PROBLEM STATEMENT:
Copy each line of the entries that contains the word "Feedback".

TASK DATA:
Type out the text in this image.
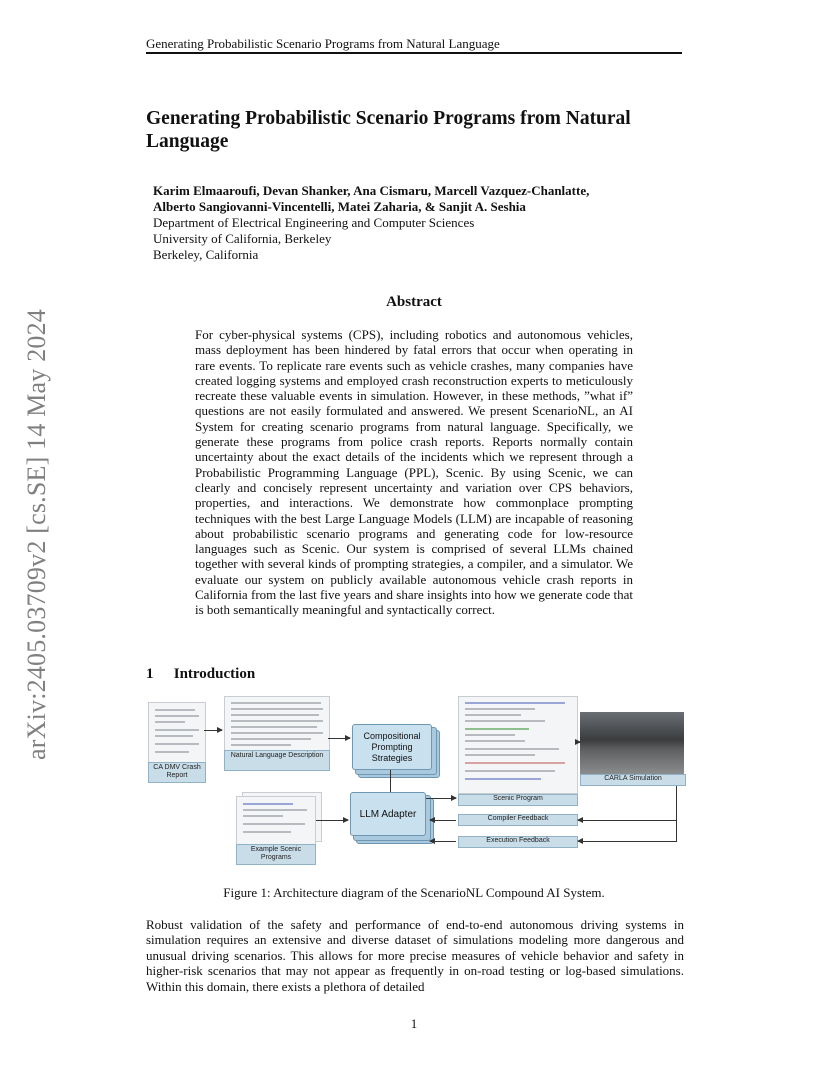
Generating Probabilistic Scenario Programs from Natural Language
Generating Probabilistic Scenario Programs from Natural Language
Karim Elmaaroufi, Devan Shanker, Ana Cismaru, Marcell Vazquez-Chanlatte,
Alberto Sangiovanni-Vincentelli, Matei Zaharia, & Sanjit A. Seshia
Department of Electrical Engineering and Computer Sciences
University of California, Berkeley
Berkeley, California
arXiv:2405.03709v2 [cs.SE] 14 May 2024
Abstract
For cyber-physical systems (CPS), including robotics and autonomous vehicles, mass deployment has been hindered by fatal errors that occur when operating in rare events. To replicate rare events such as vehicle crashes, many companies have created logging systems and employed crash reconstruction experts to meticulously recreate these valuable events in simulation. However, in these methods, ”what if” questions are not easily formulated and answered. We present ScenarioNL, an AI System for creating scenario programs from natural language. Specifically, we generate these programs from police crash reports. Reports normally contain uncertainty about the exact details of the incidents which we represent through a Probabilistic Programming Language (PPL), Scenic. By using Scenic, we can clearly and concisely represent uncertainty and variation over CPS behaviors, properties, and interactions. We demonstrate how commonplace prompting techniques with the best Large Language Models (LLM) are incapable of reasoning about probabilistic scenario programs and generating code for low-resource languages such as Scenic. Our system is comprised of several LLMs chained together with several kinds of prompting strategies, a compiler, and a simulator. We evaluate our system on publicly available autonomous vehicle crash reports in California from the last five years and share insights into how we generate code that is both semantically meaningful and syntactically correct.
1 Introduction
CA DMV Crash Report
Natural Language Description
Compositional Prompting Strategies
LLM Adapter
Example Scenic Programs
Scenic Program
Compiler Feedback
Execution Feedback
CARLA Simulation
Figure 1: Architecture diagram of the ScenarioNL Compound AI System.
Robust validation of the safety and performance of end-to-end autonomous driving systems in simulation requires an extensive and diverse dataset of simulations modeling more dangerous and unusual driving scenarios. This allows for more precise measures of vehicle behavior and safety in higher-risk scenarios that may not appear as frequently in on-road testing or log-based simulations. Within this domain, there exists a plethora of detailed
1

EXERCISE RESULT:
Compiler Feedback
Execution Feedback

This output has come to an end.